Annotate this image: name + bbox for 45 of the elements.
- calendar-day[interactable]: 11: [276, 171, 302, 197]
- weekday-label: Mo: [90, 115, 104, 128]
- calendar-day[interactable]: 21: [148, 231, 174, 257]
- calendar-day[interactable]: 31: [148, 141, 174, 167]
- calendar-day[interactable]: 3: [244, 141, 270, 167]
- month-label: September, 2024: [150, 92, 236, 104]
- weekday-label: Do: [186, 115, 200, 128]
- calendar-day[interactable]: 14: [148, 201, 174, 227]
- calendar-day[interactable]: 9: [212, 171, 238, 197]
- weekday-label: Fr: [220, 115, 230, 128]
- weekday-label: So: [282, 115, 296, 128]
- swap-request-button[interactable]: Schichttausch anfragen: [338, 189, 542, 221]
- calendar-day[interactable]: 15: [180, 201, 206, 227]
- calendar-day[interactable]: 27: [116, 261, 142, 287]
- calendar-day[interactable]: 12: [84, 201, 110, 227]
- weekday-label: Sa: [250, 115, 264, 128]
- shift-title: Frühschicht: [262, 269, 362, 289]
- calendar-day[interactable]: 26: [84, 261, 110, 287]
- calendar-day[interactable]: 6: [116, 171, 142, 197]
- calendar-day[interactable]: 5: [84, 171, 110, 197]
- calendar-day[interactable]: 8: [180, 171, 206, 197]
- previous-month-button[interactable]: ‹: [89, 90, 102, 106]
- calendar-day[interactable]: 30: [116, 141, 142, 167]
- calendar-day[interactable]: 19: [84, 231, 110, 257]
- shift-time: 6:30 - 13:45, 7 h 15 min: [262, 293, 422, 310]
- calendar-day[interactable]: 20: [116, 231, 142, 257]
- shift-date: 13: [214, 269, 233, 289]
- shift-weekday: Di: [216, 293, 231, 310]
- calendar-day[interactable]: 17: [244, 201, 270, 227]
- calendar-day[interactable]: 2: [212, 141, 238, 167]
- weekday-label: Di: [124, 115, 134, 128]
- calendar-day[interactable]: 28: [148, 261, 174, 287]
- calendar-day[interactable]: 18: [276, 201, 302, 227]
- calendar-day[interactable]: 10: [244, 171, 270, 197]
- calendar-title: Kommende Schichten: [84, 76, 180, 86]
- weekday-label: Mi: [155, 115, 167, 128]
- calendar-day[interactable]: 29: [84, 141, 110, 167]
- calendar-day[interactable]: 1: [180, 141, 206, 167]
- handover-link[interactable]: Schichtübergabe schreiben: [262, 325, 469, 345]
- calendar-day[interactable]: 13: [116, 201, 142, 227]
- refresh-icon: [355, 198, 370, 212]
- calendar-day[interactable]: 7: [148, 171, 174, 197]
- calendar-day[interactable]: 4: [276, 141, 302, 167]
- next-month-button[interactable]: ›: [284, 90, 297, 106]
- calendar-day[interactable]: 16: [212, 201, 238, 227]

-------------------------

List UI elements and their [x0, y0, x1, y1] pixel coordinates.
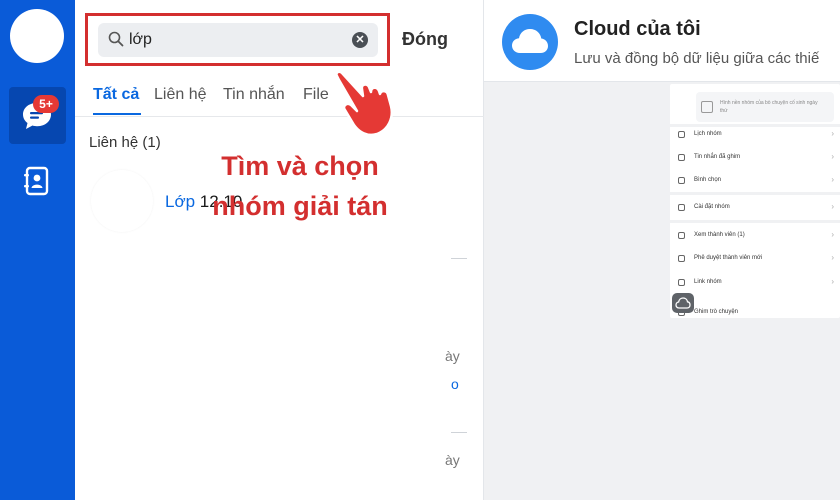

-------------------------

Requirements: Copy out, word for word, the data from the line containing "Annotate this image: name" through the line containing "- calendar-day[interactable]: 20: [116, 231, 142, 257]", both of those lines included.

Task output:
Annotate this image: name + bbox for 45 of the elements.
- calendar-day[interactable]: 11: [276, 171, 302, 197]
- weekday-label: Mo: [90, 115, 104, 128]
- calendar-day[interactable]: 21: [148, 231, 174, 257]
- calendar-day[interactable]: 31: [148, 141, 174, 167]
- calendar-day[interactable]: 3: [244, 141, 270, 167]
- month-label: September, 2024: [150, 92, 236, 104]
- weekday-label: Do: [186, 115, 200, 128]
- calendar-day[interactable]: 14: [148, 201, 174, 227]
- calendar-day[interactable]: 9: [212, 171, 238, 197]
- weekday-label: Fr: [220, 115, 230, 128]
- weekday-label: So: [282, 115, 296, 128]
- swap-request-button[interactable]: Schichttausch anfragen: [338, 189, 542, 221]
- calendar-day[interactable]: 15: [180, 201, 206, 227]
- calendar-day[interactable]: 27: [116, 261, 142, 287]
- calendar-day[interactable]: 12: [84, 201, 110, 227]
- weekday-label: Sa: [250, 115, 264, 128]
- shift-title: Frühschicht: [262, 269, 362, 289]
- calendar-day[interactable]: 26: [84, 261, 110, 287]
- calendar-day[interactable]: 6: [116, 171, 142, 197]
- calendar-day[interactable]: 5: [84, 171, 110, 197]
- calendar-day[interactable]: 8: [180, 171, 206, 197]
- previous-month-button[interactable]: ‹: [89, 90, 102, 106]
- calendar-day[interactable]: 30: [116, 141, 142, 167]
- calendar-day[interactable]: 19: [84, 231, 110, 257]
- shift-time: 6:30 - 13:45, 7 h 15 min: [262, 293, 422, 310]
- calendar-day[interactable]: 20: [116, 231, 142, 257]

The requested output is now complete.